Wherever a line holds the string "STAND", copy that line.

────

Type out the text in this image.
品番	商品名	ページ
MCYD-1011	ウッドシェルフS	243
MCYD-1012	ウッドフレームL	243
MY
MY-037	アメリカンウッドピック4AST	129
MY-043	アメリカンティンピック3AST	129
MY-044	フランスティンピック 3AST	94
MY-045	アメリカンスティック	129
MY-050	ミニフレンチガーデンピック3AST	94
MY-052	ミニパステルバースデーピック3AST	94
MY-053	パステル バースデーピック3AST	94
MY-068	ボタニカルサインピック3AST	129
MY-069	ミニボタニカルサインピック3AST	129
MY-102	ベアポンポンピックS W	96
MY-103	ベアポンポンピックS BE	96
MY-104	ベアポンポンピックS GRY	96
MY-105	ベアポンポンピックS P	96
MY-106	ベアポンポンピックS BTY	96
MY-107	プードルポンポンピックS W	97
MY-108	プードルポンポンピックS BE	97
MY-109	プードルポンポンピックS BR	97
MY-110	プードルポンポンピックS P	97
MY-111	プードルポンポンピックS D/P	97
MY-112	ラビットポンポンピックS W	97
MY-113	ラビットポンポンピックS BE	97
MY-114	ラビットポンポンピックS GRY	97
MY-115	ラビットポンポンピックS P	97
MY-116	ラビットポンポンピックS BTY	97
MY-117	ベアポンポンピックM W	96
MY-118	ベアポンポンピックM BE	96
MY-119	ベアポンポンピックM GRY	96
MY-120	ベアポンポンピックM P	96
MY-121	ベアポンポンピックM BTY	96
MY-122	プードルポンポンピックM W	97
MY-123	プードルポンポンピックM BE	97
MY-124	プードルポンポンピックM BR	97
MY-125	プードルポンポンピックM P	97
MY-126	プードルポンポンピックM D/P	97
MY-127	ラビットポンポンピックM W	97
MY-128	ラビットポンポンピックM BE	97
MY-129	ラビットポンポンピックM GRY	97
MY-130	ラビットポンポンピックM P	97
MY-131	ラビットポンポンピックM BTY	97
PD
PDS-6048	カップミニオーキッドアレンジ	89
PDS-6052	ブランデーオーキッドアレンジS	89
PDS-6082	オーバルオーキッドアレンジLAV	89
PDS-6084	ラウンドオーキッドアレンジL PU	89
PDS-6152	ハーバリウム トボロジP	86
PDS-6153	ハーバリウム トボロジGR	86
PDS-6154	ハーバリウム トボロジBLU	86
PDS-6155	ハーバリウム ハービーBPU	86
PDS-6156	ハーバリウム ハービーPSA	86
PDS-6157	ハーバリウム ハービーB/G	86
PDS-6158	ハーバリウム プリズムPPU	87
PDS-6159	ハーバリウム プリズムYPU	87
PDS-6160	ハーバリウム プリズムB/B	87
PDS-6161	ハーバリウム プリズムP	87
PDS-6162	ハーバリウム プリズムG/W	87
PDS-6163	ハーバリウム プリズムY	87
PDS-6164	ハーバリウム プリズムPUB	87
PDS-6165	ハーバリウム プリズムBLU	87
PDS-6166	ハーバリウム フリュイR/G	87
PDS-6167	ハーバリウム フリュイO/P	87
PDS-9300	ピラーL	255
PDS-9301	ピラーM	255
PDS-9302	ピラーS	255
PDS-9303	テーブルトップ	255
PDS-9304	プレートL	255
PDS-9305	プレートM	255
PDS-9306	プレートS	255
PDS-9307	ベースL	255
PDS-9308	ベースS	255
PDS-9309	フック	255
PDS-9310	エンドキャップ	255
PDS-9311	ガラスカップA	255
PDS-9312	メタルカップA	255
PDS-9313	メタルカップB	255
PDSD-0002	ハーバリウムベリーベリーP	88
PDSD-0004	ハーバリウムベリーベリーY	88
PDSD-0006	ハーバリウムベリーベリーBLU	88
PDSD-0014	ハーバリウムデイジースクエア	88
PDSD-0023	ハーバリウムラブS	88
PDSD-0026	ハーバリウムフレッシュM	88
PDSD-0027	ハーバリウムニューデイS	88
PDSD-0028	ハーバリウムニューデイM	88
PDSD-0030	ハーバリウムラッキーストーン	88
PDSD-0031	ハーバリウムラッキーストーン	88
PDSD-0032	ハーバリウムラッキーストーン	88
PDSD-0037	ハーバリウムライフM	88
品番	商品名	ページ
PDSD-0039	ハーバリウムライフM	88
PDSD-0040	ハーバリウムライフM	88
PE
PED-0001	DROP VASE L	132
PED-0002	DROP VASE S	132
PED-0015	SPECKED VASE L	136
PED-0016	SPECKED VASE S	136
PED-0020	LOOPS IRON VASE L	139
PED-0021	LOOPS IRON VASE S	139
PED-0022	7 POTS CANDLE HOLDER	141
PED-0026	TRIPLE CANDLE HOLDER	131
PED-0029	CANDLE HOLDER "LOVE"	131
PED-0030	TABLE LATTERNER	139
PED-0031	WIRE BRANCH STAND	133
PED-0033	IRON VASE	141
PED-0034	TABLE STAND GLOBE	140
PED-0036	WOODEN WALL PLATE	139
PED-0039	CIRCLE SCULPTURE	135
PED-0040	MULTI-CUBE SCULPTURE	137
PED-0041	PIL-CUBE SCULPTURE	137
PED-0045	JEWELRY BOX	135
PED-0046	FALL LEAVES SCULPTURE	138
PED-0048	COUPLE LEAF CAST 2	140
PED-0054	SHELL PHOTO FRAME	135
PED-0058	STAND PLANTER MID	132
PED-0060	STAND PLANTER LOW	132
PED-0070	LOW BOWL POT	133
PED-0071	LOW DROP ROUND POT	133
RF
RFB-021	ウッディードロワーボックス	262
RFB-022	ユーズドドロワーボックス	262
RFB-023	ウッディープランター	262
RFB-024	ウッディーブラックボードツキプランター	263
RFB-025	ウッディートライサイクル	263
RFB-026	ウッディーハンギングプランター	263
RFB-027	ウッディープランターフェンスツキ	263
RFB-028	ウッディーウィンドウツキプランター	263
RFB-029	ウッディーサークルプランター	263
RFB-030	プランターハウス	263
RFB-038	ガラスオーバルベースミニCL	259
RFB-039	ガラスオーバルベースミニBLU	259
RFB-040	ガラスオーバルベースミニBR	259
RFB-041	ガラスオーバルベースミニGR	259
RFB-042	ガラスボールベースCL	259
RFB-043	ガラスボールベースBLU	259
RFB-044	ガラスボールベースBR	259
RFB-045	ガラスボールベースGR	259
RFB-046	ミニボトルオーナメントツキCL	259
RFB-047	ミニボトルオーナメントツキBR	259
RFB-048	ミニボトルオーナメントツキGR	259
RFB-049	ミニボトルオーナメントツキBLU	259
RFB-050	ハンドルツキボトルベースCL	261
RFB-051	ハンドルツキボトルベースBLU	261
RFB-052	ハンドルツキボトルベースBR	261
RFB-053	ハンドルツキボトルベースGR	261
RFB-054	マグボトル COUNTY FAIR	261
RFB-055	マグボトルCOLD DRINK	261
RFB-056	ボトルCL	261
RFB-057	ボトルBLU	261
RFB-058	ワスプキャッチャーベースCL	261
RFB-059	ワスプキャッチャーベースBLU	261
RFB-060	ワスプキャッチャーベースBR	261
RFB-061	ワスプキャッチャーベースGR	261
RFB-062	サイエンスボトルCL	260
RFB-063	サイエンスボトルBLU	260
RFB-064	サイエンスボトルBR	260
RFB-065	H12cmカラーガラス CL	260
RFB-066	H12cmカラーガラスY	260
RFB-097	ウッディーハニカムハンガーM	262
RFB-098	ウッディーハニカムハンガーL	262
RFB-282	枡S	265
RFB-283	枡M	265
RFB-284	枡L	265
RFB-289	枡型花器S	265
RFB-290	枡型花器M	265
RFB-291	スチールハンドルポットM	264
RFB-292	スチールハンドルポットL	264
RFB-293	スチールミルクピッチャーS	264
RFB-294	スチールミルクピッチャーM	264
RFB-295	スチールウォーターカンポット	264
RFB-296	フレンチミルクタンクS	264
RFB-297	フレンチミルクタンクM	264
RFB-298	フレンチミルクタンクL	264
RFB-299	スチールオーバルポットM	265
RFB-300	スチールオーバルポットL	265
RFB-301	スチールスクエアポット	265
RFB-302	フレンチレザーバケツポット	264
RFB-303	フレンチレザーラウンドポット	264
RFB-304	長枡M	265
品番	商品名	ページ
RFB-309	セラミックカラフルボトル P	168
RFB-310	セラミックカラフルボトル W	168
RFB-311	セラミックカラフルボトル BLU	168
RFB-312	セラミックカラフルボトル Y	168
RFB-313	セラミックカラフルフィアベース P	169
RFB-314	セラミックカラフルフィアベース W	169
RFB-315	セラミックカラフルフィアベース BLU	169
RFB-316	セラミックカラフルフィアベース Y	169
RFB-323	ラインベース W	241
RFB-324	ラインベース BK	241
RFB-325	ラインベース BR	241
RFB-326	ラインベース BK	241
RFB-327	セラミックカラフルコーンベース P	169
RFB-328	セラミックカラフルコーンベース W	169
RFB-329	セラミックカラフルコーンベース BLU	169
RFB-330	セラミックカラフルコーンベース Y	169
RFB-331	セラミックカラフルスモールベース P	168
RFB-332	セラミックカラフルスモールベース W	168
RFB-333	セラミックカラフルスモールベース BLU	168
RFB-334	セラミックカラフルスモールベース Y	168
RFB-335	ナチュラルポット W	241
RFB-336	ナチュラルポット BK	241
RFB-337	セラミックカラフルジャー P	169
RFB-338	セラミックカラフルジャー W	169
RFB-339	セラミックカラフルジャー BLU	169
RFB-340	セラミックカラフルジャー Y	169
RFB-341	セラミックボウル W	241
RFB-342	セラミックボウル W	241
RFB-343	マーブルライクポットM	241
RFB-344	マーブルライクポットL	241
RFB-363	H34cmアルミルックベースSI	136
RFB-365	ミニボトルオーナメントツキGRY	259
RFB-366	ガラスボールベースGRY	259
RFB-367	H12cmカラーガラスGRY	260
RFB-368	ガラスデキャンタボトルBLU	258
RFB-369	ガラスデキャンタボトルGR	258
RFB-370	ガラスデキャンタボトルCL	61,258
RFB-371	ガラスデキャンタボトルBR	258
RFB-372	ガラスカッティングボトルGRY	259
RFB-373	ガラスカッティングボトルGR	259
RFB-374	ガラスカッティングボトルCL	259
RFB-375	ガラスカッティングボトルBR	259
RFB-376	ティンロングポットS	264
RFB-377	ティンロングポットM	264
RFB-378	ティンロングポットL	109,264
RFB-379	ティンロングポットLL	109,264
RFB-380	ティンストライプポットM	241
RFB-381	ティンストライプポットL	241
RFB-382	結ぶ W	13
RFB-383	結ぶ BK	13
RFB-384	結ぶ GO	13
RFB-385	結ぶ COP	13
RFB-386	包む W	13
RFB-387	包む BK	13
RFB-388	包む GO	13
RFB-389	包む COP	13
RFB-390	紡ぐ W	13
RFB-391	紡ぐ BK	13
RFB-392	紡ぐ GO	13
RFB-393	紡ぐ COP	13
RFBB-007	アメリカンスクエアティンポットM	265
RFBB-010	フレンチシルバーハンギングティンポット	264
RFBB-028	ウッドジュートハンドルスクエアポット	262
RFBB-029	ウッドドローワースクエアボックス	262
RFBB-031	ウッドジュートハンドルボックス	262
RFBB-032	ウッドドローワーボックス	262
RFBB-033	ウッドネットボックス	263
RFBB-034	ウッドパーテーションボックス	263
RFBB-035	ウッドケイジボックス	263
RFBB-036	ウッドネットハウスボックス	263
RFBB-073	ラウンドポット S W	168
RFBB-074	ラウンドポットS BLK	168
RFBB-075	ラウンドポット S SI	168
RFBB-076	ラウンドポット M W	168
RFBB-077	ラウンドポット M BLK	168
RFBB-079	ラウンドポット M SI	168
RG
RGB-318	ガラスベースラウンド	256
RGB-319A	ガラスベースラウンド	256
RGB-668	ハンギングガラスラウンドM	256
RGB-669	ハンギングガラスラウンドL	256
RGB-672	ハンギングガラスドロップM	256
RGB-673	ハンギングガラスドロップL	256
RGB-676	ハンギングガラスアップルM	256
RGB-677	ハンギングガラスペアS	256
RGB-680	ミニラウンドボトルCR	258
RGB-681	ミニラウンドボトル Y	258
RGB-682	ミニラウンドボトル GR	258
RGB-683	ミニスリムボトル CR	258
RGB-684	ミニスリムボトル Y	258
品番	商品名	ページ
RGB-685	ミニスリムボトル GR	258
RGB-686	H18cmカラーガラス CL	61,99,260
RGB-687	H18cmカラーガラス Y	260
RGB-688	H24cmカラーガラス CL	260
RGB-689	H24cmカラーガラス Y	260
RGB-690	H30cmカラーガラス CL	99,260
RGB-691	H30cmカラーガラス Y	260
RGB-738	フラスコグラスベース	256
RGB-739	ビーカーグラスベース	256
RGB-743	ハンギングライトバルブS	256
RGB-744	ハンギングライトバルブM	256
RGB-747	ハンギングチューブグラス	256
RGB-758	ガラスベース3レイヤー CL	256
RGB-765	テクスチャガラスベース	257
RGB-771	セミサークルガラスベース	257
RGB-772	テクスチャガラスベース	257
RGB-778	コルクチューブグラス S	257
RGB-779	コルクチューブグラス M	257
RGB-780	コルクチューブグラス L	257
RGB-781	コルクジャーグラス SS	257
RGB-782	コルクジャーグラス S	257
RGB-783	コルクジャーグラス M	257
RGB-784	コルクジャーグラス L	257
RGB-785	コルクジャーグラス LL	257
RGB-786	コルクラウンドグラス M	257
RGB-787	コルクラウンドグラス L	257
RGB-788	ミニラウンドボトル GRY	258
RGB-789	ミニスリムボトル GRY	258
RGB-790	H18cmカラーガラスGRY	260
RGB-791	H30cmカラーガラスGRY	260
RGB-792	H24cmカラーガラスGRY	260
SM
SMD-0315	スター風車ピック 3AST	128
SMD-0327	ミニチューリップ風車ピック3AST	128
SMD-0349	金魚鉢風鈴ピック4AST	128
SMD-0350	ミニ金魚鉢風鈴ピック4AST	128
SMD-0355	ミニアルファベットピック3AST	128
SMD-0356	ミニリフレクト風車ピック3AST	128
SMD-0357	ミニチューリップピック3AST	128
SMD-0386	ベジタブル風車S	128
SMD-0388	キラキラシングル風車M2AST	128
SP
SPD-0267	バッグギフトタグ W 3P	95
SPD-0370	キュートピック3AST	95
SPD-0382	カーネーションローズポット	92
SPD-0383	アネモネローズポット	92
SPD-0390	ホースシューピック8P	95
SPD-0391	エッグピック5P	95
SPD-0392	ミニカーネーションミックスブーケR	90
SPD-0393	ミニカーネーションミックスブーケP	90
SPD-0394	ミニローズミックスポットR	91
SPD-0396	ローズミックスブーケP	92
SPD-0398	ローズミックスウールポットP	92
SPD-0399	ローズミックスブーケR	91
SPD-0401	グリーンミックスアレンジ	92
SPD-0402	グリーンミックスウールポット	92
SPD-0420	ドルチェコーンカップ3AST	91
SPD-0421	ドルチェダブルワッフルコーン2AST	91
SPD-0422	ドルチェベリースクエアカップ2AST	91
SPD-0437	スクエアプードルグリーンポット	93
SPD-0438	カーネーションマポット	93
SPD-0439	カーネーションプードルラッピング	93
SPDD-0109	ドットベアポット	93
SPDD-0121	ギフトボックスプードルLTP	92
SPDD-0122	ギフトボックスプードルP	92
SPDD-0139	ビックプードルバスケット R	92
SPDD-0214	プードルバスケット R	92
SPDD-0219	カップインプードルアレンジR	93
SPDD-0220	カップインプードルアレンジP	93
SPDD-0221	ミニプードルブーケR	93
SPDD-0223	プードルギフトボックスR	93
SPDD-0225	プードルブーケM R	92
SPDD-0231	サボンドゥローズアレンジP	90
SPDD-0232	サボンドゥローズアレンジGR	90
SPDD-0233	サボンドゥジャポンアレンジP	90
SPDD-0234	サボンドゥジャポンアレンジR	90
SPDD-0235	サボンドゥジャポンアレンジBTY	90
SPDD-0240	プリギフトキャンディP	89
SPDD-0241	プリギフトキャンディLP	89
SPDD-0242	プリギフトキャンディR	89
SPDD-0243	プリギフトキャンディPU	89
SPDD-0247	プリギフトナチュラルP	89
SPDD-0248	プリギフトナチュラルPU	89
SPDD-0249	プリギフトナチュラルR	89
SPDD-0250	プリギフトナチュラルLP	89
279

────

Answer to this task =>
PED-0031	WIRE BRANCH STAND	133
PED-0034	TABLE STAND GLOBE	140
PED-0058	STAND PLANTER MID	132
PED-0060	STAND PLANTER LOW	132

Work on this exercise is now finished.